[Dataset items]
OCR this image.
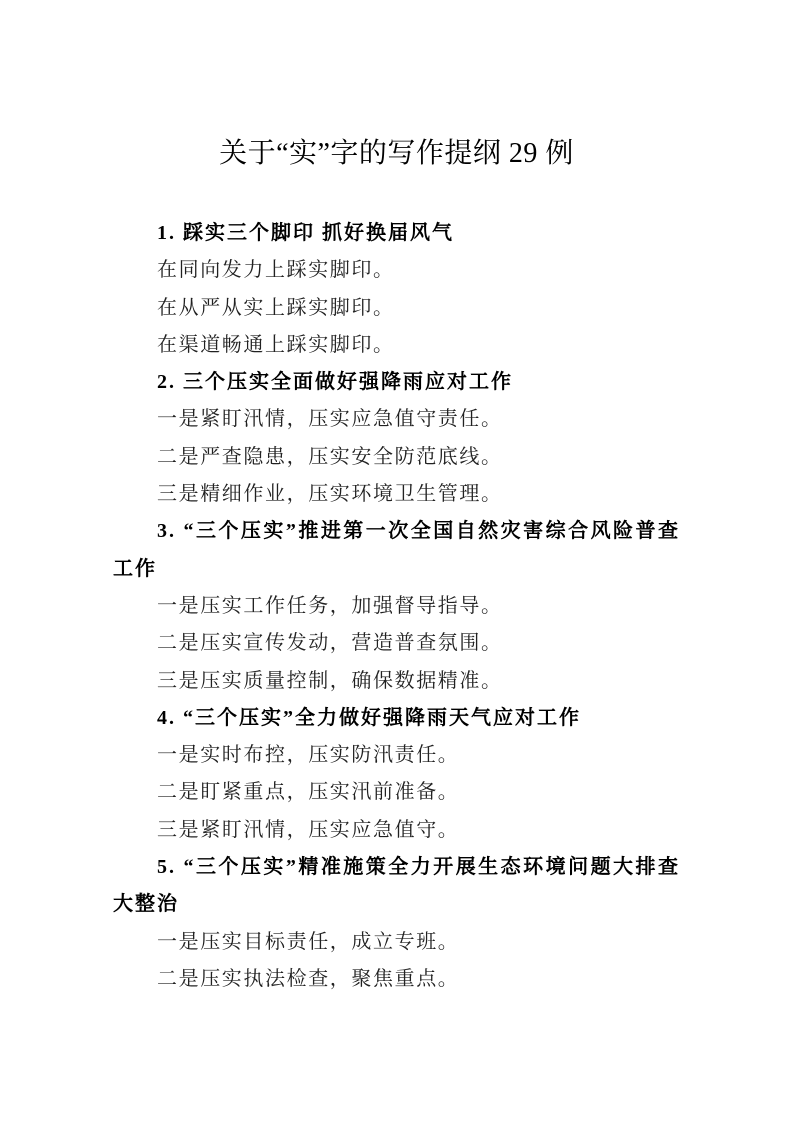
关于“实”字的写作提纲 29 例

1. 踩实三个脚印 抓好换届风气

在同向发力上踩实脚印。

在从严从实上踩实脚印。

在渠道畅通上踩实脚印。

2. 三个压实全面做好强降雨应对工作

一是紧盯汛情，压实应急值守责任。

二是严查隐患，压实安全防范底线。

三是精细作业，压实环境卫生管理。

3. “三个压实”推进第一次全国自然灾害综合风险普查工作

一是压实工作任务，加强督导指导。

二是压实宣传发动，营造普查氛围。

三是压实质量控制，确保数据精准。

4. “三个压实”全力做好强降雨天气应对工作

一是实时布控，压实防汛责任。

二是盯紧重点，压实汛前准备。

三是紧盯汛情，压实应急值守。

5. “三个压实”精准施策全力开展生态环境问题大排查大整治

一是压实目标责任，成立专班。

二是压实执法检查，聚焦重点。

▸ STATED PROBLEM: Set the pictures aside and transcribe the data above exactly.

▸ WRITTEN REPLY:
OCR this image.
关于“实”字的写作提纲 29 例

1. 踩实三个脚印 抓好换届风气

在同向发力上踩实脚印。

在从严从实上踩实脚印。

在渠道畅通上踩实脚印。

2. 三个压实全面做好强降雨应对工作

一是紧盯汛情，压实应急值守责任。

二是严查隐患，压实安全防范底线。

三是精细作业，压实环境卫生管理。

3. “三个压实”推进第一次全国自然灾害综合风险普查工作

一是压实工作任务，加强督导指导。

二是压实宣传发动，营造普查氛围。

三是压实质量控制，确保数据精准。

4. “三个压实”全力做好强降雨天气应对工作

一是实时布控，压实防汛责任。

二是盯紧重点，压实汛前准备。

三是紧盯汛情，压实应急值守。

5. “三个压实”精准施策全力开展生态环境问题大排查大整治

一是压实目标责任，成立专班。

二是压实执法检查，聚焦重点。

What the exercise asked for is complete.